Parker's Second Reader eBook

This eBook from the Gutenberg Project consists of approximately 111 pages of information about Parker's Second Reader.

27.  And now, said the teacher, you see that I was right when I told you that I had a hard question to ask you, when I asked What is a bird?

28.  Now, if you will join all of these things which belong to a bird in the description which you give in answer to my question, What is a bird, you will then give a correct definition of a bird,—­that is, you will tell exactly what a bird is, and no more, and no less.

29.  A bird is an animal covered with feathers, having two legs, two wings, and a hard, glossy bill.

30.  When you are asked what anything is, recollect what I have told you about a bird, and try to recall everything that you ever knew about the thing, and in this way you will be able to give a satisfactory answer.

31.  This will also teach you to think, and that is one of the most important objects for which you go to school.  It will enable you also to understand what you read; and you can always read those things best which you understand well.

LESSON XII.

Reading and Spelling.

1.  Another important thing for which you go to school is to learn how to spell.  It is not always very easy to spell, because there are so many different ways in which the same letters are pronounced in different words.

2.  That you may understand what I mean, I shall give an example, to show you how many different ways the same letters are pronounced in different words; and also another example, to show you how many different ways there are of spelling the same syllable.

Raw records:
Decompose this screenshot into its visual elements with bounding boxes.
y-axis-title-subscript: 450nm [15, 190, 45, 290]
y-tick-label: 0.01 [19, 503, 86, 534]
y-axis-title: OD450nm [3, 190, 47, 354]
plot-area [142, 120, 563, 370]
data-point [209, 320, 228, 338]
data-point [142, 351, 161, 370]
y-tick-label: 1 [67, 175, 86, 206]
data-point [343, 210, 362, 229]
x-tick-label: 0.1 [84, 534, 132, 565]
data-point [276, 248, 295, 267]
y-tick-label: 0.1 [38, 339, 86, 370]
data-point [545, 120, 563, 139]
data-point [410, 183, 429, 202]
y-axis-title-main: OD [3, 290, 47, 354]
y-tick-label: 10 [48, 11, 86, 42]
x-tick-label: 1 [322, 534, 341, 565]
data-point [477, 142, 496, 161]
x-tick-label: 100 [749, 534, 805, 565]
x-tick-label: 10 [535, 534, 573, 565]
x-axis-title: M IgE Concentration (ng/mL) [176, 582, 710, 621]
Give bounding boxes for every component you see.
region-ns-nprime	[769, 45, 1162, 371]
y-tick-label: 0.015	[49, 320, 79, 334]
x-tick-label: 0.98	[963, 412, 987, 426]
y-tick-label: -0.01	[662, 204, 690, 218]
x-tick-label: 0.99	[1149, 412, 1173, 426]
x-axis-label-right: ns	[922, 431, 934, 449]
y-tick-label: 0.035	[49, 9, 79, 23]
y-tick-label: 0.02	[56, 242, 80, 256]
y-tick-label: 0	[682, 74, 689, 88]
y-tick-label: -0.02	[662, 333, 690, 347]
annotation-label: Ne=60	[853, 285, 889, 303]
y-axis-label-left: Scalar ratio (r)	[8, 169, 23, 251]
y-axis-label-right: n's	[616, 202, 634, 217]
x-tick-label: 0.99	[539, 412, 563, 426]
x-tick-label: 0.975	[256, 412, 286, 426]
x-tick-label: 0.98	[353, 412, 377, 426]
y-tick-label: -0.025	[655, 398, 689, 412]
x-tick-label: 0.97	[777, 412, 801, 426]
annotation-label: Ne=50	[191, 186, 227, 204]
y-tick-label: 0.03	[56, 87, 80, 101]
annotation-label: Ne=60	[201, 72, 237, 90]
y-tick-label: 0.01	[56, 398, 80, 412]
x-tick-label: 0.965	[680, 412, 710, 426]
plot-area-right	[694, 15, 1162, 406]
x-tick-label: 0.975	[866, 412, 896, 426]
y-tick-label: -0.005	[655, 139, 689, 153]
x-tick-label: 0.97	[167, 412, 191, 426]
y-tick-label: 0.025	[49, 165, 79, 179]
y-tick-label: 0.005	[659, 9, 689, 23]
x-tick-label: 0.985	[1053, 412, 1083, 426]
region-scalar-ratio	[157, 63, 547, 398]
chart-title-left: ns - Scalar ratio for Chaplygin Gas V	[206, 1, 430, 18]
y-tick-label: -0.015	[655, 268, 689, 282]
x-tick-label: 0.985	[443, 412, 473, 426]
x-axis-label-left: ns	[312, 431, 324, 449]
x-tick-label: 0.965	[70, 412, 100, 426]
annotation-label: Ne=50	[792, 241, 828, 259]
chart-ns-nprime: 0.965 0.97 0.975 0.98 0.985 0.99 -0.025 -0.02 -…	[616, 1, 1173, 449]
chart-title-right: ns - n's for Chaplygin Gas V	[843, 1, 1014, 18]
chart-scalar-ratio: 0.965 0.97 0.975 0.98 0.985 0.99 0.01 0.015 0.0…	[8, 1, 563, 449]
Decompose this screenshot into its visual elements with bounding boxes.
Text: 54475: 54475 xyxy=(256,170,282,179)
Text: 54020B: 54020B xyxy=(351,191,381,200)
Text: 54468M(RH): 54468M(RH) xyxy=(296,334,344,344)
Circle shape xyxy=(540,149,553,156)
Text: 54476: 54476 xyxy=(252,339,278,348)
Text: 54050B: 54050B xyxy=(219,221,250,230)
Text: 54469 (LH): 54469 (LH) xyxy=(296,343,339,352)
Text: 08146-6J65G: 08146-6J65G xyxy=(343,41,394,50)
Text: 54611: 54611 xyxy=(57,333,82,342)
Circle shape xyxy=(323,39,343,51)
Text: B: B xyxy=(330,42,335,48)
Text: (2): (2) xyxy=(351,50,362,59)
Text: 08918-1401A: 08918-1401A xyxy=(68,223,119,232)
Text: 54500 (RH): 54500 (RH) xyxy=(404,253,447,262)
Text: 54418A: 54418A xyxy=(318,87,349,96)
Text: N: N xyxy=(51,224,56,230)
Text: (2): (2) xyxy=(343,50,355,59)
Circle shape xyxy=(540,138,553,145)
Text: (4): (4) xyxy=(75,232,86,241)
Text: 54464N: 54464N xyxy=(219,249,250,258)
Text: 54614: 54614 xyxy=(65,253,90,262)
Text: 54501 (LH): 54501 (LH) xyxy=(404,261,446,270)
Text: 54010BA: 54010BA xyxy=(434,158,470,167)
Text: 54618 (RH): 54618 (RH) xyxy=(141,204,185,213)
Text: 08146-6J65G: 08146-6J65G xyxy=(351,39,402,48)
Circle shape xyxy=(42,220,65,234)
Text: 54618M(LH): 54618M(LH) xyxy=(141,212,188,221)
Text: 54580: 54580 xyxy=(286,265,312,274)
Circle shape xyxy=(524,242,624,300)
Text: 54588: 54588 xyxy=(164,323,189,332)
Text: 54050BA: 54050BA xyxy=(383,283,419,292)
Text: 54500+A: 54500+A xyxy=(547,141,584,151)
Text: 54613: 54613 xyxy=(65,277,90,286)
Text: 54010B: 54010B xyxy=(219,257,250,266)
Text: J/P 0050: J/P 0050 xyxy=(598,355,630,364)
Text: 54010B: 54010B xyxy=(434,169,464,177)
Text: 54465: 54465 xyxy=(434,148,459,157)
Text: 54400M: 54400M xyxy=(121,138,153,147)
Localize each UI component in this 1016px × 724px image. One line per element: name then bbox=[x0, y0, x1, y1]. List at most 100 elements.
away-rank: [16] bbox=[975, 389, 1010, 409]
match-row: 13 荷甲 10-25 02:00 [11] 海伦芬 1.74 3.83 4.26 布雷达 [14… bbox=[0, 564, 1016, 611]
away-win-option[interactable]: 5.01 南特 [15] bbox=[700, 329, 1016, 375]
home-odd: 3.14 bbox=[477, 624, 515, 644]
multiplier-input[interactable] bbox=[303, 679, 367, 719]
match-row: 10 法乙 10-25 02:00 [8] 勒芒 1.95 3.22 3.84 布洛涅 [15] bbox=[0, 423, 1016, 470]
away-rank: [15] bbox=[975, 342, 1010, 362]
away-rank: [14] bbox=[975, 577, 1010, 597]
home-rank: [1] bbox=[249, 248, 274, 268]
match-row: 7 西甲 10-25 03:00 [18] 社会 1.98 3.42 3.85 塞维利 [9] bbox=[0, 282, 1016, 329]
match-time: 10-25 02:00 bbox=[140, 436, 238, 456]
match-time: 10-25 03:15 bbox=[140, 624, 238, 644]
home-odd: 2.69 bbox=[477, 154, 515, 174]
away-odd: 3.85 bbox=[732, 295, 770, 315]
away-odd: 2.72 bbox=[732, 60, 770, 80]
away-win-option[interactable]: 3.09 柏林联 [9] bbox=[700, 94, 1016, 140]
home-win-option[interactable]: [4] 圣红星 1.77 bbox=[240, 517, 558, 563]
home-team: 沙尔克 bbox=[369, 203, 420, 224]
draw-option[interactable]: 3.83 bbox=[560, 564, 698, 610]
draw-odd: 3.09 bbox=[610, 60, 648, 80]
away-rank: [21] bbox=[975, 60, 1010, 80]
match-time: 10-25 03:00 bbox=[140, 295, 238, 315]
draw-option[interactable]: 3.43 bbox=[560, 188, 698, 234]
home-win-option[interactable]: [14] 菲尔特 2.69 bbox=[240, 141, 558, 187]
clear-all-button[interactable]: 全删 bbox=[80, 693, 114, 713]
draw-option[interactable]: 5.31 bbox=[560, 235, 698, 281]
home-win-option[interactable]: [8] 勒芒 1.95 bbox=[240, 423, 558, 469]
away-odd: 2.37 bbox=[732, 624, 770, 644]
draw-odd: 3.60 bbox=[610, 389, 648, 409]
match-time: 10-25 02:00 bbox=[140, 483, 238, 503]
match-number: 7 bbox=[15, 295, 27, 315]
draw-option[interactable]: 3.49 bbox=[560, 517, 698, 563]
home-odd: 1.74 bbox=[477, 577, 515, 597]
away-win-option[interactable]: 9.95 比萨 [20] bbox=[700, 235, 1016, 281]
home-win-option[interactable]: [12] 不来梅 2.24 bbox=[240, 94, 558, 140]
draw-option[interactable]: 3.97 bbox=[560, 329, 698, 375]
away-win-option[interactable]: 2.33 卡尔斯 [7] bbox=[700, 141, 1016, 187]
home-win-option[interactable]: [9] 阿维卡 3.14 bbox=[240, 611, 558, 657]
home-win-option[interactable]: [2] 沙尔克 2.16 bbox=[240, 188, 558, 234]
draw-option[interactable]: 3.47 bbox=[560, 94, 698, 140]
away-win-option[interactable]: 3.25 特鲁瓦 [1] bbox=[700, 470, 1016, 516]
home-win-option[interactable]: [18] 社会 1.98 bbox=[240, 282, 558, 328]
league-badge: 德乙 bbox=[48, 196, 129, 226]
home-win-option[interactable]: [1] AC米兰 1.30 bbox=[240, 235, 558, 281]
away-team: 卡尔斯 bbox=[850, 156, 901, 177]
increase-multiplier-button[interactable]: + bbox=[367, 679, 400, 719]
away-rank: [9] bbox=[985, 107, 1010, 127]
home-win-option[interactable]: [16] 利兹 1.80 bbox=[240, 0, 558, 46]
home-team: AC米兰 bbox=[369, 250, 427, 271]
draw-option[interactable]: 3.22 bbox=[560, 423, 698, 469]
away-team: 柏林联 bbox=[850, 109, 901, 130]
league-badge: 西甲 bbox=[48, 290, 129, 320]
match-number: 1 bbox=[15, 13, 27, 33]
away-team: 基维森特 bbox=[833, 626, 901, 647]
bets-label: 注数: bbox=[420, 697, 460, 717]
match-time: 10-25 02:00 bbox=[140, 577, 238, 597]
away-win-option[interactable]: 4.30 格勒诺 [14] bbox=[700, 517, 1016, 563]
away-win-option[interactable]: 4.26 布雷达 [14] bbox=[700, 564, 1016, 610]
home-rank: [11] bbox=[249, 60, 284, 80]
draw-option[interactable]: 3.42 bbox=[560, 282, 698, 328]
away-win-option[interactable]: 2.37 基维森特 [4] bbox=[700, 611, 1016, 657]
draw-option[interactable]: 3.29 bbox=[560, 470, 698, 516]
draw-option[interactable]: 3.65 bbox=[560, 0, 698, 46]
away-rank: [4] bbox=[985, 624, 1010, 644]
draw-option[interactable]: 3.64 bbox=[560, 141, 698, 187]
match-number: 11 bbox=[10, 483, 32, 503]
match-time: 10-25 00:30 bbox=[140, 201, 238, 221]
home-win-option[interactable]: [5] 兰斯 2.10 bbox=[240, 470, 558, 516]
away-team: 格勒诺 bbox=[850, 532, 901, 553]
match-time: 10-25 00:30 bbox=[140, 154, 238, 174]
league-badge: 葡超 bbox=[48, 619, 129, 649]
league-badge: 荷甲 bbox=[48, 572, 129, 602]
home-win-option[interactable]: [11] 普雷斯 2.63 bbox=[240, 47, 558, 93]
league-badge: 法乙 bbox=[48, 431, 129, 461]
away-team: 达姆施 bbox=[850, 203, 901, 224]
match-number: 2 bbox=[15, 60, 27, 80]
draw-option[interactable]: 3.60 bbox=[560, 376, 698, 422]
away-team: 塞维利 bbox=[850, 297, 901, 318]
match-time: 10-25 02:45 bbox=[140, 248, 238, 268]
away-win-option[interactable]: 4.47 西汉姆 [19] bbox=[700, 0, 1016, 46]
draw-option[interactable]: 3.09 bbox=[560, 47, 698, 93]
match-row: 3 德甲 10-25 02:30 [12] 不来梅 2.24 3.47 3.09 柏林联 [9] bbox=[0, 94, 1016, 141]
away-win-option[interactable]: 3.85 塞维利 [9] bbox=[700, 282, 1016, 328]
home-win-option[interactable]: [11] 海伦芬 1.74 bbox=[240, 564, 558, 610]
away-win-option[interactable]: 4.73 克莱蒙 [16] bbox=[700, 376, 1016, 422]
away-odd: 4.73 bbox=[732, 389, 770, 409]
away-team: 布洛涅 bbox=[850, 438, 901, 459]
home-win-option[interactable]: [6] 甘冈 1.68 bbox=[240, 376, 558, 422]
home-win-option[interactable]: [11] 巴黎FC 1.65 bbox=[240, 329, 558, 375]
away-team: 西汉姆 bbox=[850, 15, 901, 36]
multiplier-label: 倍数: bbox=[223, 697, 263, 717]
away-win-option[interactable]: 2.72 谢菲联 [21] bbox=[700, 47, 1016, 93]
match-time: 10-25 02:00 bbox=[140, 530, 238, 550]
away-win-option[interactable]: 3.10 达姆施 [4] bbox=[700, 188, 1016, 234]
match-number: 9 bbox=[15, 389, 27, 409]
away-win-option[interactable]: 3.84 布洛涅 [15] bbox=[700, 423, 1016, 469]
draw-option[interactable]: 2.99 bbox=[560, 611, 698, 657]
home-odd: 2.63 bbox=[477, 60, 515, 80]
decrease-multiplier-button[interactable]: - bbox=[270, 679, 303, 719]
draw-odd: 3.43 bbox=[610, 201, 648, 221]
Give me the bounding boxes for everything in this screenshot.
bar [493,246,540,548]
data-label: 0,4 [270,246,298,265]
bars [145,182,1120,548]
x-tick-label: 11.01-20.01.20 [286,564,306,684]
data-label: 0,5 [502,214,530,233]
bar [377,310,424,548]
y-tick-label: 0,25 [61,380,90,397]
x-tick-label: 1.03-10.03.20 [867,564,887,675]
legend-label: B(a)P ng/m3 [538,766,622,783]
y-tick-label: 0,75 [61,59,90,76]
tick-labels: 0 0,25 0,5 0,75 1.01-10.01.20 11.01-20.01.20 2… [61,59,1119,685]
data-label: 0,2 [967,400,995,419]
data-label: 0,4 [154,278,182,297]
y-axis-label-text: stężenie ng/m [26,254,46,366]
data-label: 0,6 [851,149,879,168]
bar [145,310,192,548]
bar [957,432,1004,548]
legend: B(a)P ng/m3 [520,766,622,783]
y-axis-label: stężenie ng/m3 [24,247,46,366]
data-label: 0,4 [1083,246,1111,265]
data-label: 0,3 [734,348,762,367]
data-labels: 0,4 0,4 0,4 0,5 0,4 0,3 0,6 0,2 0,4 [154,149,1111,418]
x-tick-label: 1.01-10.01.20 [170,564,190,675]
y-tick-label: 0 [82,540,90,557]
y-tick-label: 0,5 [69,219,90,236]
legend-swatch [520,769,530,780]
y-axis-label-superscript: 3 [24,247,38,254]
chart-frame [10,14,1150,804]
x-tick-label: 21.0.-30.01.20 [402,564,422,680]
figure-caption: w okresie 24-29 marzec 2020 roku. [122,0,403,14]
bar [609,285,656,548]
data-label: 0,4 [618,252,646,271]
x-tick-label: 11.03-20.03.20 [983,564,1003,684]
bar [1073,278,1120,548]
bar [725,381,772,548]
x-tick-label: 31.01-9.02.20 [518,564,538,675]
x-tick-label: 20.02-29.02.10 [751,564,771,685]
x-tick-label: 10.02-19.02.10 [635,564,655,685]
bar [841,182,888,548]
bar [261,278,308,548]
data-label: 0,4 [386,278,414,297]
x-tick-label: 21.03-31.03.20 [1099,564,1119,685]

Exercise tasks:
1: Set down the rows of the raw records, from the first line up to and including the line with "y-tick-label: 1 [67, 175, 86, 206]", copying them character for character.
2: Resume the reader's lesson on reading and spelling, starting right after its last sentence.
These rows have no connection to the reader passage.

Answers per task:
1:
Decompose this screenshot into its visual elements with bounding boxes.
y-axis-title-subscript: 450nm [15, 190, 45, 290]
y-tick-label: 0.01 [19, 503, 86, 534]
y-axis-title: OD450nm [3, 190, 47, 354]
plot-area [142, 120, 563, 370]
data-point [209, 320, 228, 338]
data-point [142, 351, 161, 370]
y-tick-label: 1 [67, 175, 86, 206]

2:
3.  To show you, first, in how many different ways the same letters are pronounced in different words, I shall take the letters o, u, g, h.

4.  The letters o, u, g, h, are sounded or pronounced like the letter o alone, in the word though.  The letters o, u, g, h, are pronounced like uf, in the word tough.

5.  In the word cough, the letters o, u, g, h, are pronounced like off.  In the words slough and plough, the letters o, u, g, h, are pronounced like ow; and in the word through, they are pronounced like ew, or like u.

6.  In the word hiccough the letters ough are pronounced like up—­and in the word lough, the letters are pronounced like lok.

7.  There are many words which end with a sound like shun; and this syllable is spelled in many different ways, as you will see in the following example.

8.  In the words ocean, motion, mansion, physician, halcyon, Parnassian, Christian, and many other such words, the last syllable is pronounced as if it were spelled shun.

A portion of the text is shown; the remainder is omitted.